## To be done
Every line that contains the word "Canarias" should be copied.

Excerpt from a dataset:
---

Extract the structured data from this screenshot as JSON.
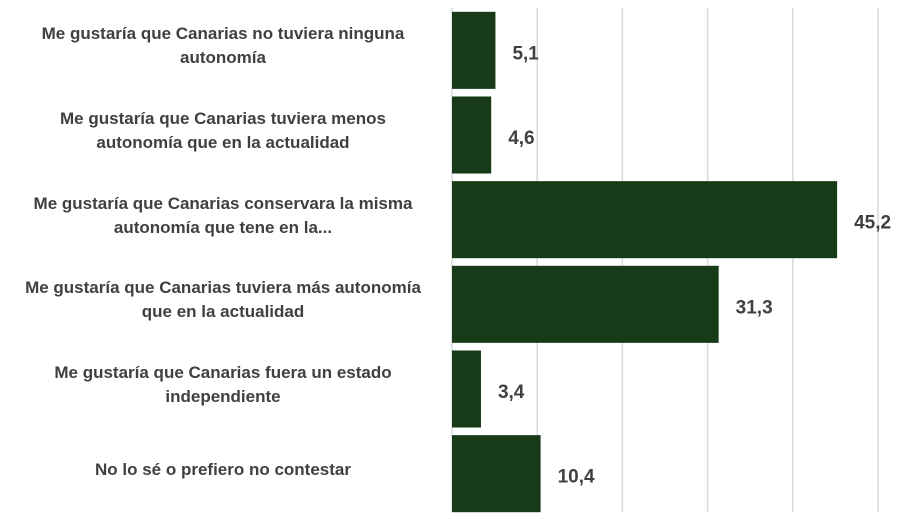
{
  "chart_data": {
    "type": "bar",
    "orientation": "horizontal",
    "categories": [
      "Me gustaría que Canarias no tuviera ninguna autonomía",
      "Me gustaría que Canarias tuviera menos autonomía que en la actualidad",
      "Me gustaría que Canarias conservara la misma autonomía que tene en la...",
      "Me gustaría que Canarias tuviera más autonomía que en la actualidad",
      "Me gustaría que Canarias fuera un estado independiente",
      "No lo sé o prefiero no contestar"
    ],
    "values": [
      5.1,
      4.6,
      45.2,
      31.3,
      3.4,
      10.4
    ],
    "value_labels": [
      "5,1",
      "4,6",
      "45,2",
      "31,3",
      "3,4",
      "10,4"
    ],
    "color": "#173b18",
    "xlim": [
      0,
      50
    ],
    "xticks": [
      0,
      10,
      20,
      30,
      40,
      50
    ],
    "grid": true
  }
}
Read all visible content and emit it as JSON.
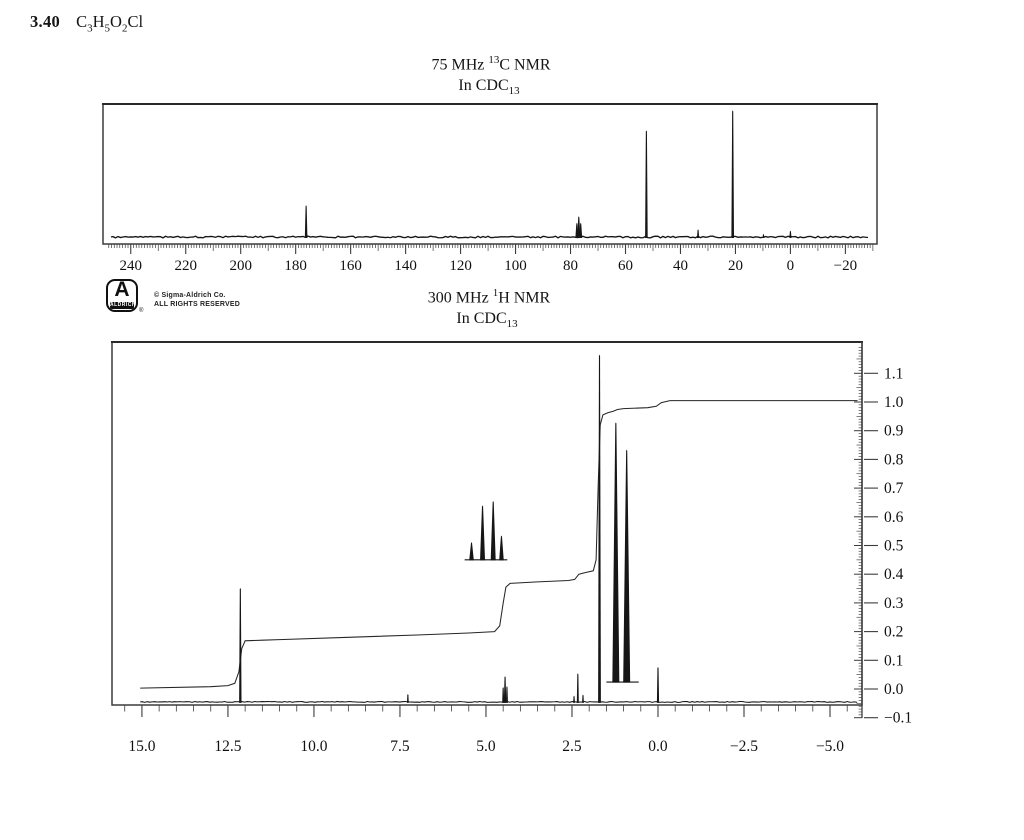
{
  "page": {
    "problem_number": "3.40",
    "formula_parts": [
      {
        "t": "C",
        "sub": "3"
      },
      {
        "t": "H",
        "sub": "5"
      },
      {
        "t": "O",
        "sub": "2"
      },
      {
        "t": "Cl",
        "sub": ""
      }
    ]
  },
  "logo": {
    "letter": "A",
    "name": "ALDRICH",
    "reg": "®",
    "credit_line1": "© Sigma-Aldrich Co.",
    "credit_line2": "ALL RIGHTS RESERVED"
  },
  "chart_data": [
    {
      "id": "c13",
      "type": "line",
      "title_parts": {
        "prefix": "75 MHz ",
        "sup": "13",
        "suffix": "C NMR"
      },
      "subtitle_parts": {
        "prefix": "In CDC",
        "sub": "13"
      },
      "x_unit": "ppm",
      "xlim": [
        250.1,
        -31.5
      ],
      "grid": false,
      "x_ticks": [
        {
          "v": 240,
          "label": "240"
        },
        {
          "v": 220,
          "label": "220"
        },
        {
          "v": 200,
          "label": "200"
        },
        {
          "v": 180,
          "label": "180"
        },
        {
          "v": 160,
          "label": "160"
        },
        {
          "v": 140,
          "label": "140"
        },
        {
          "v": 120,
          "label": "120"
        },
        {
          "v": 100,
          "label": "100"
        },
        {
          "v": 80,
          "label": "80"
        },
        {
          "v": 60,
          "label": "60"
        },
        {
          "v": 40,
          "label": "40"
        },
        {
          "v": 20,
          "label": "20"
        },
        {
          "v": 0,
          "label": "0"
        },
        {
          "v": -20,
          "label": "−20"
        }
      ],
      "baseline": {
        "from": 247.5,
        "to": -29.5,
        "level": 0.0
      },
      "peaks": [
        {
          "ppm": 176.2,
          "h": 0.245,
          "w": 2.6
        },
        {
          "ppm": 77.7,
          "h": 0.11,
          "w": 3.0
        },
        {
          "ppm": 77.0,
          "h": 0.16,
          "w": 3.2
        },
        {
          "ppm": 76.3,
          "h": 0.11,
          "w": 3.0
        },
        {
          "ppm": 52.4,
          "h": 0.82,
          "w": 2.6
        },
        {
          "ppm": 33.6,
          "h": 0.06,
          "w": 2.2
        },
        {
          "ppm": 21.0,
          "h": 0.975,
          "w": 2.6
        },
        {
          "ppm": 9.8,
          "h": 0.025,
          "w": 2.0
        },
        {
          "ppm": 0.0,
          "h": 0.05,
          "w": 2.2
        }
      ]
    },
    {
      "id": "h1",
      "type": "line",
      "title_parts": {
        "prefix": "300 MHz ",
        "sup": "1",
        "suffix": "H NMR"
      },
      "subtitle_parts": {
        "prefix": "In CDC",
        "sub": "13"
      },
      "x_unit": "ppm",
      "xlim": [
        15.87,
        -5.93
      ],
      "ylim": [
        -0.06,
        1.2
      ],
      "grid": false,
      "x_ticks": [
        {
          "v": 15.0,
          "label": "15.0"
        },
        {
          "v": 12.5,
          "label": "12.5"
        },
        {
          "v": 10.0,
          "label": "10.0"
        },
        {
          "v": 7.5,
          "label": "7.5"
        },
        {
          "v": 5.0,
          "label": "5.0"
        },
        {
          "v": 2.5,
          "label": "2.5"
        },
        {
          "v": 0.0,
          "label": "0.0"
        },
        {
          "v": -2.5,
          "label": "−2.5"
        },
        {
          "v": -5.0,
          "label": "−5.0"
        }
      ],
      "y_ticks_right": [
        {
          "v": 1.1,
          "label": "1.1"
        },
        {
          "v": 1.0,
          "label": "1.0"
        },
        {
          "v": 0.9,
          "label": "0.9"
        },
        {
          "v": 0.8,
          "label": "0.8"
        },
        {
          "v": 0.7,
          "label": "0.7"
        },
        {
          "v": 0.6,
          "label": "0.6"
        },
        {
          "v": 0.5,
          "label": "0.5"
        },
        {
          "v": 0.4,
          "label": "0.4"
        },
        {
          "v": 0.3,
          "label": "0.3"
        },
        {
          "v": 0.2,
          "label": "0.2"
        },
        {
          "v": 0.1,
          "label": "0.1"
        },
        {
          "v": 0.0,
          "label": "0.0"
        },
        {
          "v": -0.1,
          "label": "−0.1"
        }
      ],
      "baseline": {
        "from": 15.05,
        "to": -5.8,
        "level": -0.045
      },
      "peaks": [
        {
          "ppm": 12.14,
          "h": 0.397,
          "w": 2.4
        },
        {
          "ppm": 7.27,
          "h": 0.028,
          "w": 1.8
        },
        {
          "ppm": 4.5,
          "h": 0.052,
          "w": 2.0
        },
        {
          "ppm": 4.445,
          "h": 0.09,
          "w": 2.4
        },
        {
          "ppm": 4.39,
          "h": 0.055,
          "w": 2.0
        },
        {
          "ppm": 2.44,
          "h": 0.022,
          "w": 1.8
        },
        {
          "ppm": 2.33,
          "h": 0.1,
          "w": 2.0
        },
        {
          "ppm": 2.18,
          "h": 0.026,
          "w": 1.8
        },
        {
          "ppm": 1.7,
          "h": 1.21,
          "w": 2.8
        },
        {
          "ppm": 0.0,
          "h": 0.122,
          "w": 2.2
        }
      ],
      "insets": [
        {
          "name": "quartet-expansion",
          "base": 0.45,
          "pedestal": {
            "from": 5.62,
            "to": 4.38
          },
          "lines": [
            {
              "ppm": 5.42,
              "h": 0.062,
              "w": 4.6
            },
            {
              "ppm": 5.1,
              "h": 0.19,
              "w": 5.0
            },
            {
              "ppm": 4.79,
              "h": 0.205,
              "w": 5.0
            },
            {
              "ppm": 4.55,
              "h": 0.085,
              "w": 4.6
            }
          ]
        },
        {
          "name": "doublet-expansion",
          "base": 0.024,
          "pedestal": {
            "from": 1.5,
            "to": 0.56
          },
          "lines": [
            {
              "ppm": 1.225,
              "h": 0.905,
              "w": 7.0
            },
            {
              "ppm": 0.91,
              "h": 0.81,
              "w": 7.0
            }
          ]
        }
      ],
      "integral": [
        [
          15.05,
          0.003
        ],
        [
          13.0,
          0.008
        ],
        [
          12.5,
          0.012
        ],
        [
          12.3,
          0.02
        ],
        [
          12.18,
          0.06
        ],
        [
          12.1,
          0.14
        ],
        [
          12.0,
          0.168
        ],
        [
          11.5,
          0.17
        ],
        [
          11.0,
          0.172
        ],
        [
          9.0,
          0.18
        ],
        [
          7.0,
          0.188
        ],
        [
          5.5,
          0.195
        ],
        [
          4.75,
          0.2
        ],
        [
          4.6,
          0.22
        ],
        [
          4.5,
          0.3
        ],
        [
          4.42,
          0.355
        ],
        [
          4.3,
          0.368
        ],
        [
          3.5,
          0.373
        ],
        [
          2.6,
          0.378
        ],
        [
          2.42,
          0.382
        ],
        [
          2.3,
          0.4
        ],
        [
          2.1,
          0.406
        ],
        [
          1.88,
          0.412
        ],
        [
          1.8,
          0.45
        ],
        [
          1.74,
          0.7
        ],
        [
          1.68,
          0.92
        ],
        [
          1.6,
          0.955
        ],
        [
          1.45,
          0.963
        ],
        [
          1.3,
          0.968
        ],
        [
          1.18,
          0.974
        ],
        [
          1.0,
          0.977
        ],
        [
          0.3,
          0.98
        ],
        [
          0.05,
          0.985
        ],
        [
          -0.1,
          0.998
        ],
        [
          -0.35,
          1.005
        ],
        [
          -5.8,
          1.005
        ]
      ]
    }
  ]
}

---

## Written solution
      "Me gustaría que Canarias no tuviera ninguna autonomía",
      "Me gustaría que Canarias tuviera menos autonomía que en la actualidad",
      "Me gustaría que Canarias conservara la misma autonomía que tene en la...",
      "Me gustaría que Canarias tuviera más autonomía que en la actualidad",
      "Me gustaría que Canarias fuera un estado independiente",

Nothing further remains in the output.